— Begin Listed records —
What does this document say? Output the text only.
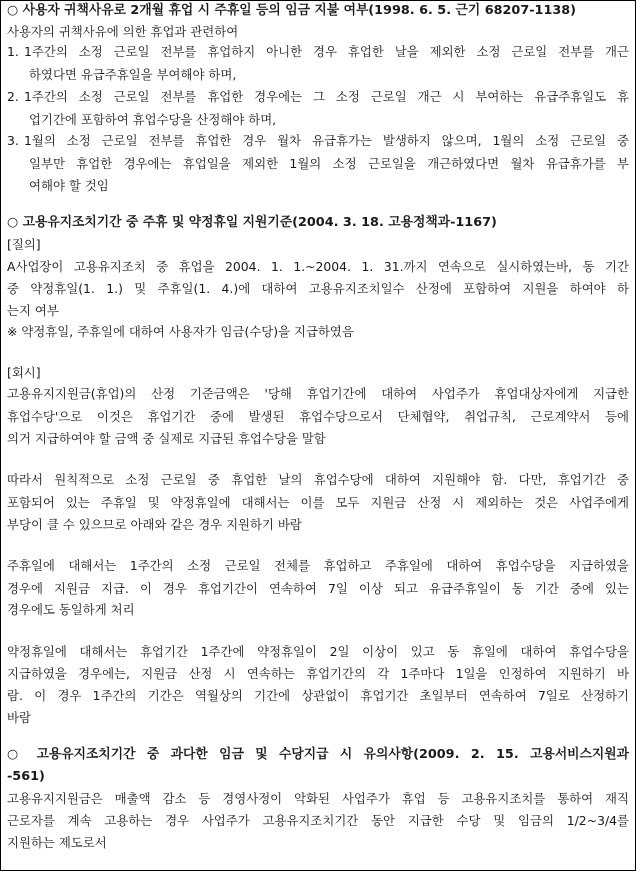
○ 사용자 귀책사유로 2개월 휴업 시 주휴일 등의 임금 지불 여부(1998. 6. 5. 근기 68207-1138)
사용자의 귀책사유에 의한 휴업과 관련하여
1. 1주간의 소정 근로일 전부를 휴업하지 아니한 경우 휴업한 날을 제외한 소정 근로일 전부를 개근
하였다면 유급주휴일을 부여해야 하며,
2. 1주간의 소정 근로일 전부를 휴업한 경우에는 그 소정 근로일 개근 시 부여하는 유급주휴일도 휴
업기간에 포함하여 휴업수당을 산정해야 하며,
3. 1월의 소정 근로일 전부를 휴업한 경우 월차 유급휴가는 발생하지 않으며, 1월의 소정 근로일 중
일부만 휴업한 경우에는 휴업일을 제외한 1월의 소정 근로일을 개근하였다면 월차 유급휴가를 부
여해야 할 것임
○ 고용유지조치기간 중 주휴 및 약정휴일 지원기준(2004. 3. 18. 고용정책과-1167)
[질의]
A사업장이 고용유지조치 중 휴업을 2004. 1. 1.~2004. 1. 31.까지 연속으로 실시하였는바, 동 기간
중 약정휴일(1. 1.) 및 주휴일(1. 4.)에 대하여 고용유지조치일수 산정에 포함하여 지원을 하여야 하
는지 여부
※ 약정휴일, 주휴일에 대하여 사용자가 임금(수당)을 지급하였음
[회시]
고용유지지원금(휴업)의 산정 기준금액은 '당해 휴업기간에 대하여 사업주가 휴업대상자에게 지급한
휴업수당'으로 이것은 휴업기간 중에 발생된 휴업수당으로서 단체협약, 취업규칙, 근로계약서 등에
의거 지급하여야 할 금액 중 실제로 지급된 휴업수당을 말함
따라서 원칙적으로 소정 근로일 중 휴업한 날의 휴업수당에 대하여 지원해야 함. 다만, 휴업기간 중
포함되어 있는 주휴일 및 약정휴일에 대해서는 이를 모두 지원금 산정 시 제외하는 것은 사업주에게
부당이 클 수 있으므로 아래와 같은 경우 지원하기 바람
주휴일에 대해서는 1주간의 소정 근로일 전체를 휴업하고 주휴일에 대하여 휴업수당을 지급하였을
경우에 지원금 지급. 이 경우 휴업기간이 연속하여 7일 이상 되고 유급주휴일이 동 기간 중에 있는
경우에도 동일하게 처리
약정휴일에 대해서는 휴업기간 1주간에 약정휴일이 2일 이상이 있고 동 휴일에 대하여 휴업수당을
지급하였을 경우에는, 지원금 산정 시 연속하는 휴업기간의 각 1주마다 1일을 인정하여 지원하기 바
람. 이 경우 1주간의 기간은 역월상의 기간에 상관없이 휴업기간 초일부터 연속하여 7일로 산정하기
바람
○ 고용유지조치기간 중 과다한 임금 및 수당지급 시 유의사항(2009. 2. 15. 고용서비스지원과
-561)
고용유지지원금은 매출액 감소 등 경영사정이 악화된 사업주가 휴업 등 고용유지조치를 통하여 재직
근로자를 계속 고용하는 경우 사업주가 고용유지조치기간 동안 지급한 수당 및 임금의 1/2~3/4를
지원하는 제도로서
— End Listed records —
_Instructions for the task_: Show all lines in the entries above where the string "지원하기" appears.

_Complete answer_:
부당이 클 수 있으므로 아래와 같은 경우 지원하기 바람
지급하였을 경우에는, 지원금 산정 시 연속하는 휴업기간의 각 1주마다 1일을 인정하여 지원하기 바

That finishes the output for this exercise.